▶ **TO BE DONE**
Can you write out the whole listing exactly?

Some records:
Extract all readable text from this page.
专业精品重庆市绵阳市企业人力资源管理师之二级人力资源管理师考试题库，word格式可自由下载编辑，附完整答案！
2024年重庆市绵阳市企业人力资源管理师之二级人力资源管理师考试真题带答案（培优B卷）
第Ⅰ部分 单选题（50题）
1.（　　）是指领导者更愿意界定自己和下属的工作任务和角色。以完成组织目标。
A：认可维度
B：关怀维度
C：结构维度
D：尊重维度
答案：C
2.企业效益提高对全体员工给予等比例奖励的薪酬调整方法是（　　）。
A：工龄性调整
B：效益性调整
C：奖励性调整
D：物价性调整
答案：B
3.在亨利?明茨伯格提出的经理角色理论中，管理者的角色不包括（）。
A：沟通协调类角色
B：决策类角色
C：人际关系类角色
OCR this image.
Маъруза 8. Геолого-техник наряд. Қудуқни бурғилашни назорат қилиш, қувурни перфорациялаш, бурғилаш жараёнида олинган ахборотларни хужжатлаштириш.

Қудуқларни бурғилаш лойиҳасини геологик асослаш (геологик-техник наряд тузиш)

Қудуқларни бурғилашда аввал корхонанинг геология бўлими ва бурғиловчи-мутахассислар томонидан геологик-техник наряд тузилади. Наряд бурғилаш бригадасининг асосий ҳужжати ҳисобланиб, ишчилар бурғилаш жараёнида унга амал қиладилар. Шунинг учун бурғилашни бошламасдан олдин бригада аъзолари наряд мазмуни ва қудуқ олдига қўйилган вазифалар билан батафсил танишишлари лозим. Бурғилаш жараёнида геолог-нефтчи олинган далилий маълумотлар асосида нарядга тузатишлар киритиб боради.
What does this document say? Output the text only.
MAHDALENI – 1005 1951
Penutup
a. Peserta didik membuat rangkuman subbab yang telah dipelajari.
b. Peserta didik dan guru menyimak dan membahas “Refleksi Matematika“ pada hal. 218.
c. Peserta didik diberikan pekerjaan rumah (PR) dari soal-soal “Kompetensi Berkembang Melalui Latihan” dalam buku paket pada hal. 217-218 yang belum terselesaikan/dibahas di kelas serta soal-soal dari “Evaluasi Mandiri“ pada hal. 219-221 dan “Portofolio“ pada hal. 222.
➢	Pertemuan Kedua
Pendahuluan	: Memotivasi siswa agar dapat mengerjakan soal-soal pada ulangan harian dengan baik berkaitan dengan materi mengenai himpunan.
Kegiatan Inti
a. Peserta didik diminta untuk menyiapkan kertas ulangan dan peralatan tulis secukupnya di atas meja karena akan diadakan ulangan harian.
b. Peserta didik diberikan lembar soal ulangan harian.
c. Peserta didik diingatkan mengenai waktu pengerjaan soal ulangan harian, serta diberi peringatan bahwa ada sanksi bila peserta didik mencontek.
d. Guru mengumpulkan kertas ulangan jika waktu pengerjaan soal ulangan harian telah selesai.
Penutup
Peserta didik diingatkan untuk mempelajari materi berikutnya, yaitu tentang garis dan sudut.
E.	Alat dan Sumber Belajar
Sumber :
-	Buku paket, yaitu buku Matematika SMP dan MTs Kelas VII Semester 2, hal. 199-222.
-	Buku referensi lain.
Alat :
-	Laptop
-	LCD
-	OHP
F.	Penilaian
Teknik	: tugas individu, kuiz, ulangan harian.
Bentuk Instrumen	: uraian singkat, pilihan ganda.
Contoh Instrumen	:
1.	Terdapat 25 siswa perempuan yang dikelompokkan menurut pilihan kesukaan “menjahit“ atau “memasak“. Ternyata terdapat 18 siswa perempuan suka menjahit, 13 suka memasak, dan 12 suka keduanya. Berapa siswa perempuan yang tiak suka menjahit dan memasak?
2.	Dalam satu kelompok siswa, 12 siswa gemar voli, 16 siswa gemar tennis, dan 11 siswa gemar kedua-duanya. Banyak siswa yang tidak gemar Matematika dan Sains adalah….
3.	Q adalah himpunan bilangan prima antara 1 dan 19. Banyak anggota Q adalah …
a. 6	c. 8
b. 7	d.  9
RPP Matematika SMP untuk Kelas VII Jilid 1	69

▶ **RESULT BELOW**
Extract all readable text from this page.
专业精品重庆市绵阳市企业人力资源管理师之二级人力资源管理师考试题库，word格式可自由下载编辑，附完整答案！
2024年重庆市绵阳市企业人力资源管理师之二级人力资源管理师考试真题带答案（培优B卷）
第Ⅰ部分 单选题（50题）
1.（　　）是指领导者更愿意界定自己和下属的工作任务和角色。以完成组织目标。
A：认可维度
B：关怀维度
C：结构维度
D：尊重维度
答案：C
2.企业效益提高对全体员工给予等比例奖励的薪酬调整方法是（　　）。
A：工龄性调整
B：效益性调整
C：奖励性调整
D：物价性调整
答案：B
3.在亨利?明茨伯格提出的经理角色理论中，管理者的角色不包括（）。
A：沟通协调类角色
B：决策类角色
C：人际关系类角色
OCR this image.
Маъруза 8. Геолого-техник наряд. Қудуқни бурғилашни назорат қилиш, қувурни перфорациялаш, бурғилаш жараёнида олинган ахборотларни хужжатлаштириш.

Қудуқларни бурғилаш лойиҳасини геологик асослаш (геологик-техник наряд тузиш)

Қудуқларни бурғилашда аввал корхонанинг геология бўлими ва бурғиловчи-мутахассислар томонидан геологик-техник наряд тузилади. Наряд бурғилаш бригадасининг асосий ҳужжати ҳисобланиб, ишчилар бурғилаш жараёнида унга амал қиладилар. Шунинг учун бурғилашни бошламасдан олдин бригада аъзолари наряд мазмуни ва қудуқ олдига қўйилган вазифалар билан батафсил танишишлари лозим. Бурғилаш жараёнида геолог-нефтчи олинган далилий маълумотлар асосида нарядга тузатишлар киритиб боради.
What does this document say? Output the text only.
MAHDALENI – 1005 1951
Penutup
a. Peserta didik membuat rangkuman subbab yang telah dipelajari.
b. Peserta didik dan guru menyimak dan membahas “Refleksi Matematika“ pada hal. 218.
c. Peserta didik diberikan pekerjaan rumah (PR) dari soal-soal “Kompetensi Berkembang Melalui Latihan” dalam buku paket pada hal. 217-218 yang belum terselesaikan/dibahas di kelas serta soal-soal dari “Evaluasi Mandiri“ pada hal. 219-221 dan “Portofolio“ pada hal. 222.
➢	Pertemuan Kedua
Pendahuluan	: Memotivasi siswa agar dapat mengerjakan soal-soal pada ulangan harian dengan baik berkaitan dengan materi mengenai himpunan.
Kegiatan Inti
a. Peserta didik diminta untuk menyiapkan kertas ulangan dan peralatan tulis secukupnya di atas meja karena akan diadakan ulangan harian.
b. Peserta didik diberikan lembar soal ulangan harian.
c. Peserta didik diingatkan mengenai waktu pengerjaan soal ulangan harian, serta diberi peringatan bahwa ada sanksi bila peserta didik mencontek.
d. Guru mengumpulkan kertas ulangan jika waktu pengerjaan soal ulangan harian telah selesai.
Penutup
Peserta didik diingatkan untuk mempelajari materi berikutnya, yaitu tentang garis dan sudut.
E.	Alat dan Sumber Belajar
Sumber :
-	Buku paket, yaitu buku Matematika SMP dan MTs Kelas VII Semester 2, hal. 199-222.
-	Buku referensi lain.
Alat :
-	Laptop
-	LCD
-	OHP
F.	Penilaian
Teknik	: tugas individu, kuiz, ulangan harian.
Bentuk Instrumen	: uraian singkat, pilihan ganda.
Contoh Instrumen	:
1.	Terdapat 25 siswa perempuan yang dikelompokkan menurut pilihan kesukaan “menjahit“ atau “memasak“. Ternyata terdapat 18 siswa perempuan suka menjahit, 13 suka memasak, dan 12 suka keduanya. Berapa siswa perempuan yang tiak suka menjahit dan memasak?
2.	Dalam satu kelompok siswa, 12 siswa gemar voli, 16 siswa gemar tennis, dan 11 siswa gemar kedua-duanya. Banyak siswa yang tidak gemar Matematika dan Sains adalah….
3.	Q adalah himpunan bilangan prima antara 1 dan 19. Banyak anggota Q adalah …
a. 6	c. 8
b. 7	d.  9
RPP Matematika SMP untuk Kelas VII Jilid 1	69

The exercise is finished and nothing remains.